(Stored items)
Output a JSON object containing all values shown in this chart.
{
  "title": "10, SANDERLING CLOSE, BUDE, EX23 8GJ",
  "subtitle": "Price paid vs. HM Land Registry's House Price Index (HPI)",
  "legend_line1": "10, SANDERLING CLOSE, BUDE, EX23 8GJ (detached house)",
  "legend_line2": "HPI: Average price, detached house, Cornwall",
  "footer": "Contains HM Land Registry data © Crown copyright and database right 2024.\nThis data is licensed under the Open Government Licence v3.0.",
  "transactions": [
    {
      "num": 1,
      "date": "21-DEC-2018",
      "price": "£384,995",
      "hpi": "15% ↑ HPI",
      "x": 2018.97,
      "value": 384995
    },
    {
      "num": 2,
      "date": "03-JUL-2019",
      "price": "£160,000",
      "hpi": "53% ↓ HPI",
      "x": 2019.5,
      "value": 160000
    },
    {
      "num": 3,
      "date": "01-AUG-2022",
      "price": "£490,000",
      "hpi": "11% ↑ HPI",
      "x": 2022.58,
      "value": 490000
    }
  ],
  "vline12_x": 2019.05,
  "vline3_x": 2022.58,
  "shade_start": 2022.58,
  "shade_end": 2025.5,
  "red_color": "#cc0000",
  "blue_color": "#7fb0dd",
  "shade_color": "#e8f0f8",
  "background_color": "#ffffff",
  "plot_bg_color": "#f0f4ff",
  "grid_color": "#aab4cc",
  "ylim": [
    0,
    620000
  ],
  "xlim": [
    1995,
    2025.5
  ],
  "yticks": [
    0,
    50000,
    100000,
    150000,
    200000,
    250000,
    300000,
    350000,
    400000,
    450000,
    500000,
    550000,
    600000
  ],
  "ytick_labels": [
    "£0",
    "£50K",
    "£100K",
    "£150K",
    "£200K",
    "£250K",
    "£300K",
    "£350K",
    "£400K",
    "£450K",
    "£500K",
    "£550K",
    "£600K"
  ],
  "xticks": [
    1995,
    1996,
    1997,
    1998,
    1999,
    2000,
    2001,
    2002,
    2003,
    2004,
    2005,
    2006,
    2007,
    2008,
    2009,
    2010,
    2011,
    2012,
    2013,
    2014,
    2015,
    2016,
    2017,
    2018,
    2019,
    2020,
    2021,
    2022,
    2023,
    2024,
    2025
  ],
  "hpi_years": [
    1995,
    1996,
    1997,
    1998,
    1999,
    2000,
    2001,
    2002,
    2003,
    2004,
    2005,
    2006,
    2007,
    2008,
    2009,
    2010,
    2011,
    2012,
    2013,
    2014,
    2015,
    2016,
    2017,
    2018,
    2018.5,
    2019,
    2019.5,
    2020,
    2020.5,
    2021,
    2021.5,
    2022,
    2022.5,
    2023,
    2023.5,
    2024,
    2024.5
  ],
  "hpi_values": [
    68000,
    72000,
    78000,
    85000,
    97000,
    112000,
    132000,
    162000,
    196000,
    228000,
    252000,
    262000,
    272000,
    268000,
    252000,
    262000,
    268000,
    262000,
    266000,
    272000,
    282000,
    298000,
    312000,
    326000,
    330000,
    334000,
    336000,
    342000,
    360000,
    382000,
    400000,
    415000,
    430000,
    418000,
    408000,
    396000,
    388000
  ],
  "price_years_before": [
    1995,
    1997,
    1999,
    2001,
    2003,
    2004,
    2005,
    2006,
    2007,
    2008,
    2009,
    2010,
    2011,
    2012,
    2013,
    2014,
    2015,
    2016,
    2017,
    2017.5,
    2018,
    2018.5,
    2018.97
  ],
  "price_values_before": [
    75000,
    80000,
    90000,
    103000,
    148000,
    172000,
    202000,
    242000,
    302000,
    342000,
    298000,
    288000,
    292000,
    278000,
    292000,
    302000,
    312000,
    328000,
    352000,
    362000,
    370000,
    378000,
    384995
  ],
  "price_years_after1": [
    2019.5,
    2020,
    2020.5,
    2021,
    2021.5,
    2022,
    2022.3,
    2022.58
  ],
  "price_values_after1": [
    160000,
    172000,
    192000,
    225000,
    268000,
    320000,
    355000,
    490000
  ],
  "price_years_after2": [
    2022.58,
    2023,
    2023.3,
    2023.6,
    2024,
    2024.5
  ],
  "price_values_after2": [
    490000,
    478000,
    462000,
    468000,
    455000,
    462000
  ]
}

Goal of the exercise – Recite the full listing above exactly.

Output of the task –
Output a JSON object containing all values shown in this chart.
{
  "title": "10, SANDERLING CLOSE, BUDE, EX23 8GJ",
  "subtitle": "Price paid vs. HM Land Registry's House Price Index (HPI)",
  "legend_line1": "10, SANDERLING CLOSE, BUDE, EX23 8GJ (detached house)",
  "legend_line2": "HPI: Average price, detached house, Cornwall",
  "footer": "Contains HM Land Registry data © Crown copyright and database right 2024.\nThis data is licensed under the Open Government Licence v3.0.",
  "transactions": [
    {
      "num": 1,
      "date": "21-DEC-2018",
      "price": "£384,995",
      "hpi": "15% ↑ HPI",
      "x": 2018.97,
      "value": 384995
    },
    {
      "num": 2,
      "date": "03-JUL-2019",
      "price": "£160,000",
      "hpi": "53% ↓ HPI",
      "x": 2019.5,
      "value": 160000
    },
    {
      "num": 3,
      "date": "01-AUG-2022",
      "price": "£490,000",
      "hpi": "11% ↑ HPI",
      "x": 2022.58,
      "value": 490000
    }
  ],
  "vline12_x": 2019.05,
  "vline3_x": 2022.58,
  "shade_start": 2022.58,
  "shade_end": 2025.5,
  "red_color": "#cc0000",
  "blue_color": "#7fb0dd",
  "shade_color": "#e8f0f8",
  "background_color": "#ffffff",
  "plot_bg_color": "#f0f4ff",
  "grid_color": "#aab4cc",
  "ylim": [
    0,
    620000
  ],
  "xlim": [
    1995,
    2025.5
  ],
  "yticks": [
    0,
    50000,
    100000,
    150000,
    200000,
    250000,
    300000,
    350000,
    400000,
    450000,
    500000,
    550000,
    600000
  ],
  "ytick_labels": [
    "£0",
    "£50K",
    "£100K",
    "£150K",
    "£200K",
    "£250K",
    "£300K",
    "£350K",
    "£400K",
    "£450K",
    "£500K",
    "£550K",
    "£600K"
  ],
  "xticks": [
    1995,
    1996,
    1997,
    1998,
    1999,
    2000,
    2001,
    2002,
    2003,
    2004,
    2005,
    2006,
    2007,
    2008,
    2009,
    2010,
    2011,
    2012,
    2013,
    2014,
    2015,
    2016,
    2017,
    2018,
    2019,
    2020,
    2021,
    2022,
    2023,
    2024,
    2025
  ],
  "hpi_years": [
    1995,
    1996,
    1997,
    1998,
    1999,
    2000,
    2001,
    2002,
    2003,
    2004,
    2005,
    2006,
    2007,
    2008,
    2009,
    2010,
    2011,
    2012,
    2013,
    2014,
    2015,
    2016,
    2017,
    2018,
    2018.5,
    2019,
    2019.5,
    2020,
    2020.5,
    2021,
    2021.5,
    2022,
    2022.5,
    2023,
    2023.5,
    2024,
    2024.5
  ],
  "hpi_values": [
    68000,
    72000,
    78000,
    85000,
    97000,
    112000,
    132000,
    162000,
    196000,
    228000,
    252000,
    262000,
    272000,
    268000,
    252000,
    262000,
    268000,
    262000,
    266000,
    272000,
    282000,
    298000,
    312000,
    326000,
    330000,
    334000,
    336000,
    342000,
    360000,
    382000,
    400000,
    415000,
    430000,
    418000,
    408000,
    396000,
    388000
  ],
  "price_years_before": [
    1995,
    1997,
    1999,
    2001,
    2003,
    2004,
    2005,
    2006,
    2007,
    2008,
    2009,
    2010,
    2011,
    2012,
    2013,
    2014,
    2015,
    2016,
    2017,
    2017.5,
    2018,
    2018.5,
    2018.97
  ],
  "price_values_before": [
    75000,
    80000,
    90000,
    103000,
    148000,
    172000,
    202000,
    242000,
    302000,
    342000,
    298000,
    288000,
    292000,
    278000,
    292000,
    302000,
    312000,
    328000,
    352000,
    362000,
    370000,
    378000,
    384995
  ],
  "price_years_after1": [
    2019.5,
    2020,
    2020.5,
    2021,
    2021.5,
    2022,
    2022.3,
    2022.58
  ],
  "price_values_after1": [
    160000,
    172000,
    192000,
    225000,
    268000,
    320000,
    355000,
    490000
  ],
  "price_years_after2": [
    2022.58,
    2023,
    2023.3,
    2023.6,
    2024,
    2024.5
  ],
  "price_values_after2": [
    490000,
    478000,
    462000,
    468000,
    455000,
    462000
  ]
}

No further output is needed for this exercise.